>> START RAW DATA

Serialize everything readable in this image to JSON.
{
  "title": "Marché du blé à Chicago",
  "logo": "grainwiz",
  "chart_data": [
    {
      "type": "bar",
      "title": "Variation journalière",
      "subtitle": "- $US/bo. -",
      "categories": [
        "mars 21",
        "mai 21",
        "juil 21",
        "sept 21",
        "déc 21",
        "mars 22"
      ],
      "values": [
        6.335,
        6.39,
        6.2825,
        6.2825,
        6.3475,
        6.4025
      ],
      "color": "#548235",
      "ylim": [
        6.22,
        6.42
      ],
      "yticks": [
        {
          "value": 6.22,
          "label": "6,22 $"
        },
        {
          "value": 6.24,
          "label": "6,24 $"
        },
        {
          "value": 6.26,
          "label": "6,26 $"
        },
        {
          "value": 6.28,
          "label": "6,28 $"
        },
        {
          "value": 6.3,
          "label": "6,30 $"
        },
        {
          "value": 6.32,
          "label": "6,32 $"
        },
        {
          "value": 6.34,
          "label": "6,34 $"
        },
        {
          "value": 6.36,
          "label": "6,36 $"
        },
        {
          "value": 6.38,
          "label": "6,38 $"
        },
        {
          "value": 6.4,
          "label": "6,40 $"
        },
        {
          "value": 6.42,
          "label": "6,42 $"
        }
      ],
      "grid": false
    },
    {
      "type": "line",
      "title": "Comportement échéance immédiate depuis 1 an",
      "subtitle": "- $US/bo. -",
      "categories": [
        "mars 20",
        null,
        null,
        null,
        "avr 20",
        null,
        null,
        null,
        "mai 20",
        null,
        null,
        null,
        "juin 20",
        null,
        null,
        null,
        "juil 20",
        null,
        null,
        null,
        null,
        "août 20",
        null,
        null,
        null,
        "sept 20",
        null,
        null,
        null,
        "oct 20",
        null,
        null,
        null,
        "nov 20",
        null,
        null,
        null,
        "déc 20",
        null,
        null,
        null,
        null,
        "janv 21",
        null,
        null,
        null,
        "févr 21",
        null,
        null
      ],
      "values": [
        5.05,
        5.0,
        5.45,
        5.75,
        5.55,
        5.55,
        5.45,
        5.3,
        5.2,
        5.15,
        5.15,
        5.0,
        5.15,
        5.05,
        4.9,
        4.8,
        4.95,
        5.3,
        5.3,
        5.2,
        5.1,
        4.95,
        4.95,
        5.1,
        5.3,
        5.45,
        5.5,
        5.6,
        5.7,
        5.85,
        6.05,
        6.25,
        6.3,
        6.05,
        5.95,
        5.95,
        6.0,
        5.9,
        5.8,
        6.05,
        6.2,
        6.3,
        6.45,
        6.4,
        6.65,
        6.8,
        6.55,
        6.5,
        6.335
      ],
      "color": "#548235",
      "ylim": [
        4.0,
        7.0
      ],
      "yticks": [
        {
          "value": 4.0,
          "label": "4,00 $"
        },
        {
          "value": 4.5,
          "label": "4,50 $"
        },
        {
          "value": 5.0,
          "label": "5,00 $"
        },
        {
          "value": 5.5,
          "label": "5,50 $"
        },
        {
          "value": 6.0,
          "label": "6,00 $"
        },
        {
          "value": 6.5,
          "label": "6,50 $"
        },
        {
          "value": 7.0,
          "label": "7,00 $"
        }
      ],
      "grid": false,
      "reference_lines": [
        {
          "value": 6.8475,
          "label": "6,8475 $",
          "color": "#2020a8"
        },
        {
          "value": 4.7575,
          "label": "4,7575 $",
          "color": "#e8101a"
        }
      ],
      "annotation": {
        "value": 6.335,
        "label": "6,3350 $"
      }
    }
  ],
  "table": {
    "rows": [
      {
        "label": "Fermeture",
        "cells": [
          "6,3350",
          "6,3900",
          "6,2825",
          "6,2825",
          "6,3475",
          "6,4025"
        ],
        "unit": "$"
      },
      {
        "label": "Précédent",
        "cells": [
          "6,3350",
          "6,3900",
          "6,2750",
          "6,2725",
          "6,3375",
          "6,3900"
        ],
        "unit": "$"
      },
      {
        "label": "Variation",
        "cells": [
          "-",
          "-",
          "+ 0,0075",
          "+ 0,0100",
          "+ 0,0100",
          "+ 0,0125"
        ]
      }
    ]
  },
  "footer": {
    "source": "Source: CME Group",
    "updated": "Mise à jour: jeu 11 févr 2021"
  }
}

>> END RAW DATA
>> START RAW DATA

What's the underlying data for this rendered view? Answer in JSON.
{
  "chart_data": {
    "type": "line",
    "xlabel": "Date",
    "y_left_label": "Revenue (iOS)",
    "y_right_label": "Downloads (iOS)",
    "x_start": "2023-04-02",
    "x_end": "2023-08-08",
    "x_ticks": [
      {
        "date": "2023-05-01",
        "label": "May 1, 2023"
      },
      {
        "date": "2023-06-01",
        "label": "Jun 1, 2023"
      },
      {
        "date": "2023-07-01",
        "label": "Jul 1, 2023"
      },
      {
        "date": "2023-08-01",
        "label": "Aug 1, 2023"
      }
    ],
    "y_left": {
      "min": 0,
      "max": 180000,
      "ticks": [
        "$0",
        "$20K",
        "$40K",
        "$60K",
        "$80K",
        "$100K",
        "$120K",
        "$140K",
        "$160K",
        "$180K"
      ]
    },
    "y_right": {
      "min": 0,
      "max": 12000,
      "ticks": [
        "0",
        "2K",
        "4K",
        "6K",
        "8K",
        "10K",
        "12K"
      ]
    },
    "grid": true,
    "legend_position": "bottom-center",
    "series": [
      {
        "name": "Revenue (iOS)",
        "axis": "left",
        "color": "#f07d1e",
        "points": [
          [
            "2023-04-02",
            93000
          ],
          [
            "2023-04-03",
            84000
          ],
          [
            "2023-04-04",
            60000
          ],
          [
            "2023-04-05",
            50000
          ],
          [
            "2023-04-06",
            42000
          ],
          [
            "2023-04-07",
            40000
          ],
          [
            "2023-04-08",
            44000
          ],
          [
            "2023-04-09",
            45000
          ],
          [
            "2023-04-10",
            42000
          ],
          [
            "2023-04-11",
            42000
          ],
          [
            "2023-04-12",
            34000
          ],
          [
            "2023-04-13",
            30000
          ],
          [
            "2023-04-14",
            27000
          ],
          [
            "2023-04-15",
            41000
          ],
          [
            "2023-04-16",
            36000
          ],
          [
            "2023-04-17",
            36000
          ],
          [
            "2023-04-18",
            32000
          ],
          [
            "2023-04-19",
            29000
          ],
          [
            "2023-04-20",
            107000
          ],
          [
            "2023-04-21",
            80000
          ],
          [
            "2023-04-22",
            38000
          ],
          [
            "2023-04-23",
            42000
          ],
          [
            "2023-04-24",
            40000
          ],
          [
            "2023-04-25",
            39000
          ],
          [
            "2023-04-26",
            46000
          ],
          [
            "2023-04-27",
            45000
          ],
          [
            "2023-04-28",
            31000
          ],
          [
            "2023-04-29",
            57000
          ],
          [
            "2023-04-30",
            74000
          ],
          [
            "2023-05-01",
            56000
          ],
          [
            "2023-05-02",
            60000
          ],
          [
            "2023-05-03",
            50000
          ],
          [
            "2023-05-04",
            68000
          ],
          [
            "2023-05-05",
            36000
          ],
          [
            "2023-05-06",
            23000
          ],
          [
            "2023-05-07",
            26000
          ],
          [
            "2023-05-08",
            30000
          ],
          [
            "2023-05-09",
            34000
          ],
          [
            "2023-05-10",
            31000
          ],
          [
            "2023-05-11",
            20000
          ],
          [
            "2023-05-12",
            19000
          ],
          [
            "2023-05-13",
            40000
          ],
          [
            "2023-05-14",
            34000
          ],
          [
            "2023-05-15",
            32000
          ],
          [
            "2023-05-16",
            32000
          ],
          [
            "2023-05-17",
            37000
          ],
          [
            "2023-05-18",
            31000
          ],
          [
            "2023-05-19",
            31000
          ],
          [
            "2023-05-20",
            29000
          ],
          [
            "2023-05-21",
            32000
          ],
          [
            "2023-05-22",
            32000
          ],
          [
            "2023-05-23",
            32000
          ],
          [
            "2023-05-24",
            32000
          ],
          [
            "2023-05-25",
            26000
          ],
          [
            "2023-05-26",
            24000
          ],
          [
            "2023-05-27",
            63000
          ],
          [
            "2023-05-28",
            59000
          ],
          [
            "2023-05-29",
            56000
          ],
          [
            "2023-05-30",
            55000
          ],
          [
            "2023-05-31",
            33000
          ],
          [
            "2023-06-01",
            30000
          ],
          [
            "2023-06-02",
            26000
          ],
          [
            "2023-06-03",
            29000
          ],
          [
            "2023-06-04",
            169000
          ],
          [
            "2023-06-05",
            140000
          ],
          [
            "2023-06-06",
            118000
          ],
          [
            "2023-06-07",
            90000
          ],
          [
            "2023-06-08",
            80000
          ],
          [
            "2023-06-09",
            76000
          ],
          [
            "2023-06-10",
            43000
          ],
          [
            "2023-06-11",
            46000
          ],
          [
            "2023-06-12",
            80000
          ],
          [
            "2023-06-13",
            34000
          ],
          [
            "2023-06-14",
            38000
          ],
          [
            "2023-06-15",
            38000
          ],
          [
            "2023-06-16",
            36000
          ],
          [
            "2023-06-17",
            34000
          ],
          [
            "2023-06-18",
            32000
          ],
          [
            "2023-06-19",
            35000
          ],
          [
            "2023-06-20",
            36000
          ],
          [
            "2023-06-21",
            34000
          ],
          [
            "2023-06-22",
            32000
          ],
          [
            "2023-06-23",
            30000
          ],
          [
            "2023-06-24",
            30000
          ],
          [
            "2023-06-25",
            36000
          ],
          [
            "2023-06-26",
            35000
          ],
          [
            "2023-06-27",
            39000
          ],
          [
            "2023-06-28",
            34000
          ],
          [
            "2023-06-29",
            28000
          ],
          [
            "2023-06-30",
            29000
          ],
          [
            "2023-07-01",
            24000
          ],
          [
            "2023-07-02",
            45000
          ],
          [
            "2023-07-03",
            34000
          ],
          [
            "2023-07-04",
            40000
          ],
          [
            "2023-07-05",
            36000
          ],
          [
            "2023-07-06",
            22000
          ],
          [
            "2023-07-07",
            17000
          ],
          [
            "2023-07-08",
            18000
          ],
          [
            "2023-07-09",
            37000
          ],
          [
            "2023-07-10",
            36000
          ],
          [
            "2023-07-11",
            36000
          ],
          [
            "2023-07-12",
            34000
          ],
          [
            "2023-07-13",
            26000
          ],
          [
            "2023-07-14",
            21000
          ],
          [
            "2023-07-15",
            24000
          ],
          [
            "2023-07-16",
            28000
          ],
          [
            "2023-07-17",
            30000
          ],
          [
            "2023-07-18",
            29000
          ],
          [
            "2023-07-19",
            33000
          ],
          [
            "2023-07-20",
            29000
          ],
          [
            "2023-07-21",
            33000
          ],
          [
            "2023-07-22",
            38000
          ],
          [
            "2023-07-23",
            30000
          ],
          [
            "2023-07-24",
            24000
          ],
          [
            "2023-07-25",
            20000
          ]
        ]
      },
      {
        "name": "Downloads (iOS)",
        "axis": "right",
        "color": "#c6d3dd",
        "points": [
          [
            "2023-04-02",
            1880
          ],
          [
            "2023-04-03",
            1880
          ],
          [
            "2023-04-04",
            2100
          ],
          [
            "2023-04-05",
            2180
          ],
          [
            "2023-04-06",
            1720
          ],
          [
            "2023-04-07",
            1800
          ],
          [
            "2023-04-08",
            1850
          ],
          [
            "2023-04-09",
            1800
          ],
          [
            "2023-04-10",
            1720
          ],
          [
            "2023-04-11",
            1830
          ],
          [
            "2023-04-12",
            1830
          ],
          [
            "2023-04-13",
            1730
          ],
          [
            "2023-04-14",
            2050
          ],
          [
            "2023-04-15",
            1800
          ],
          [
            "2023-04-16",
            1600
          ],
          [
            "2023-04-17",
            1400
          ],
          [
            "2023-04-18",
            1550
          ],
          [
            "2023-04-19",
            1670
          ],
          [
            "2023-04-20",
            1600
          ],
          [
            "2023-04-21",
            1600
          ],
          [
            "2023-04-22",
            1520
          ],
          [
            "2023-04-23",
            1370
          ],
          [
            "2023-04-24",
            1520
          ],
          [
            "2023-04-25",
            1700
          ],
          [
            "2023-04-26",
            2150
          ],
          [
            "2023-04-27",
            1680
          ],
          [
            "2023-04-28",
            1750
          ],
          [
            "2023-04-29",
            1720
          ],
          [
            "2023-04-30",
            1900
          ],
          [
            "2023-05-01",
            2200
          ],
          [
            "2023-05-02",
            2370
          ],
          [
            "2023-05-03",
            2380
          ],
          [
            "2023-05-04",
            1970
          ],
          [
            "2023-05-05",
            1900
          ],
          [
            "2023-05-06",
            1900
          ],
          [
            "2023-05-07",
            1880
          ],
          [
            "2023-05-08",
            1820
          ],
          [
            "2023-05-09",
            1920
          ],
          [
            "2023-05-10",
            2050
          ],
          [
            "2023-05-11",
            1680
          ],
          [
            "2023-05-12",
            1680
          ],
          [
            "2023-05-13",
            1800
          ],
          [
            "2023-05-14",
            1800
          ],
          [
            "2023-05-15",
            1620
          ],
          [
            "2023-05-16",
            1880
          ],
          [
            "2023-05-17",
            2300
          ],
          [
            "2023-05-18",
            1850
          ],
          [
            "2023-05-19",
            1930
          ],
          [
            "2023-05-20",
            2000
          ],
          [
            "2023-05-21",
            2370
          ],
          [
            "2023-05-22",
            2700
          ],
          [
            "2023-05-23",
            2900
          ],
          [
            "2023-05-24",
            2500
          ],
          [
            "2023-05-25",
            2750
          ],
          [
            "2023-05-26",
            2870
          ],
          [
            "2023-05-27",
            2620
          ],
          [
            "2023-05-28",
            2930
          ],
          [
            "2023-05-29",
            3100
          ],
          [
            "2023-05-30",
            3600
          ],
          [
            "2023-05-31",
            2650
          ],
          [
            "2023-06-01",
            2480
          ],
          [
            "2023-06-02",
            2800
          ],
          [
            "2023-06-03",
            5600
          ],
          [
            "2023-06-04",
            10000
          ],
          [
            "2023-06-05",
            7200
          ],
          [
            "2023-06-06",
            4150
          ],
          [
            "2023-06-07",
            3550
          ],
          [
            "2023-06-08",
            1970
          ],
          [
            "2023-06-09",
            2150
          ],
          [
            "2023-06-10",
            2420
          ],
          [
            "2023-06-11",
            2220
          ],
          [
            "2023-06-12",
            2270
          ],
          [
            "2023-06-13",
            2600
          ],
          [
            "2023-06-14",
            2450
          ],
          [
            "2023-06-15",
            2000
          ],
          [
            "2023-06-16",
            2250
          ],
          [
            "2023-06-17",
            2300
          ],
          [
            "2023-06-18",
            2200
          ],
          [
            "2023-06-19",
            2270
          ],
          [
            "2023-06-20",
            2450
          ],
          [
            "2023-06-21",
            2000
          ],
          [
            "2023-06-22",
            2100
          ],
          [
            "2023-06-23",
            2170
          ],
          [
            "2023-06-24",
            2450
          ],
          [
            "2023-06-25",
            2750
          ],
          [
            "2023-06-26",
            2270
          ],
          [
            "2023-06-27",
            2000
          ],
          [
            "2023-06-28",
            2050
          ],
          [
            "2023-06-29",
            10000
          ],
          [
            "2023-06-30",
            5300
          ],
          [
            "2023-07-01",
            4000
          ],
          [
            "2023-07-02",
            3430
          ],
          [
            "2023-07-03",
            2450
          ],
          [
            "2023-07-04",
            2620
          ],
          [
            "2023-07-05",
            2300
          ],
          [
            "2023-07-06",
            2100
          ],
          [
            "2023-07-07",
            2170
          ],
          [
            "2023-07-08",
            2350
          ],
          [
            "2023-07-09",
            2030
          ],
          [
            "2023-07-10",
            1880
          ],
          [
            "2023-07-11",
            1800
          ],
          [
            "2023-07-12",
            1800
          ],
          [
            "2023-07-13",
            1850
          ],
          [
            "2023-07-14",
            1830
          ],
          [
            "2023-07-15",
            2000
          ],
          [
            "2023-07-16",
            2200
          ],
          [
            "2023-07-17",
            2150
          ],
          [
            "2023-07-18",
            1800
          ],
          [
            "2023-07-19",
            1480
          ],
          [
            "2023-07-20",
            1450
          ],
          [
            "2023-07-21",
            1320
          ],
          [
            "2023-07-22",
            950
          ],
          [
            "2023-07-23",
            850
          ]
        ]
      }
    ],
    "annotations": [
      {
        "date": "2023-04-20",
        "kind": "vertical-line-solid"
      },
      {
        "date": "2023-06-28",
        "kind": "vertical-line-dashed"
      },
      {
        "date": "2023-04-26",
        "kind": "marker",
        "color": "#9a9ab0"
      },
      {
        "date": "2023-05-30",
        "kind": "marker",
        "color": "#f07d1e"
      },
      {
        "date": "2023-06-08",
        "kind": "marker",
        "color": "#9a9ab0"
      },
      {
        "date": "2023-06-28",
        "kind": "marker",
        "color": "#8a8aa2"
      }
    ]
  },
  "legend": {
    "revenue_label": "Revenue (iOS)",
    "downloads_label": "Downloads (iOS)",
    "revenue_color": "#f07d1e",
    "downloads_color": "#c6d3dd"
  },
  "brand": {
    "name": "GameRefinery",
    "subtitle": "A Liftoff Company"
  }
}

>> END RAW DATA
>> START RAW DATA

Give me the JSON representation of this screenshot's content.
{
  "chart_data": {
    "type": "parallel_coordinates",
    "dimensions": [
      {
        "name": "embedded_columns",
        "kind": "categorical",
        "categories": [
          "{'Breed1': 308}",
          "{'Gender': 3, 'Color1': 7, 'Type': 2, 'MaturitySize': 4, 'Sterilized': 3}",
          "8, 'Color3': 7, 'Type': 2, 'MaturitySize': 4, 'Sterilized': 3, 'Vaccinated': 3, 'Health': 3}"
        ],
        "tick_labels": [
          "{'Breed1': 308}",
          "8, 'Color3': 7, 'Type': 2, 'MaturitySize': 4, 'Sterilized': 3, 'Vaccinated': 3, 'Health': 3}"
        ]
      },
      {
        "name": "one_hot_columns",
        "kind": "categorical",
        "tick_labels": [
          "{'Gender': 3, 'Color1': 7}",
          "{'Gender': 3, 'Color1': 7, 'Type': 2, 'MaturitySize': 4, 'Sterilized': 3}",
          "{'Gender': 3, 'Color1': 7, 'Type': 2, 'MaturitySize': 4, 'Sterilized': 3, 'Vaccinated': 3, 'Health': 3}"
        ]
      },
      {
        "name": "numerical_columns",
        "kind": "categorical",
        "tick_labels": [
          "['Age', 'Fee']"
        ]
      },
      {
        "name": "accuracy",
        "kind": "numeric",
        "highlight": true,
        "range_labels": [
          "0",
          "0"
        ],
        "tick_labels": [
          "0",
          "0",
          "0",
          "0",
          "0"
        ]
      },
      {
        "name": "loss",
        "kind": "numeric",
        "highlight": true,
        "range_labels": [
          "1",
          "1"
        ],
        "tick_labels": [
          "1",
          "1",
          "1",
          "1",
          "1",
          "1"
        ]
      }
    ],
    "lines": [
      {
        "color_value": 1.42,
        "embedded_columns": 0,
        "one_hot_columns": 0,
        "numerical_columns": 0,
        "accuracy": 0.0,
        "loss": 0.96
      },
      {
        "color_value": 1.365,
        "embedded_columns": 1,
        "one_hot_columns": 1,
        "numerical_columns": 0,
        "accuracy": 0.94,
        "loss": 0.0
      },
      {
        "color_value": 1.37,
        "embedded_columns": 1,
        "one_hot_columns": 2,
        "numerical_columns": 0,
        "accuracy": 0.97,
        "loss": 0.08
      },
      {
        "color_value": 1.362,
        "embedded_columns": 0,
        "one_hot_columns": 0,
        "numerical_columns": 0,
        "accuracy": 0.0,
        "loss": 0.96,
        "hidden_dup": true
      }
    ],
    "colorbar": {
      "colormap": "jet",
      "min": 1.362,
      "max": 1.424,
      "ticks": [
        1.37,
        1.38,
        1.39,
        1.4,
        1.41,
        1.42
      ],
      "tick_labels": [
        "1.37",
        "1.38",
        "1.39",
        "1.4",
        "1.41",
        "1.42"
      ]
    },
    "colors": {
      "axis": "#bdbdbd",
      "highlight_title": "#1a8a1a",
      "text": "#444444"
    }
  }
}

>> END RAW DATA

**REQUEST:** Answer with a single number: the count of lines holding the word "Gender".

**WORKED SOLUTION:** 4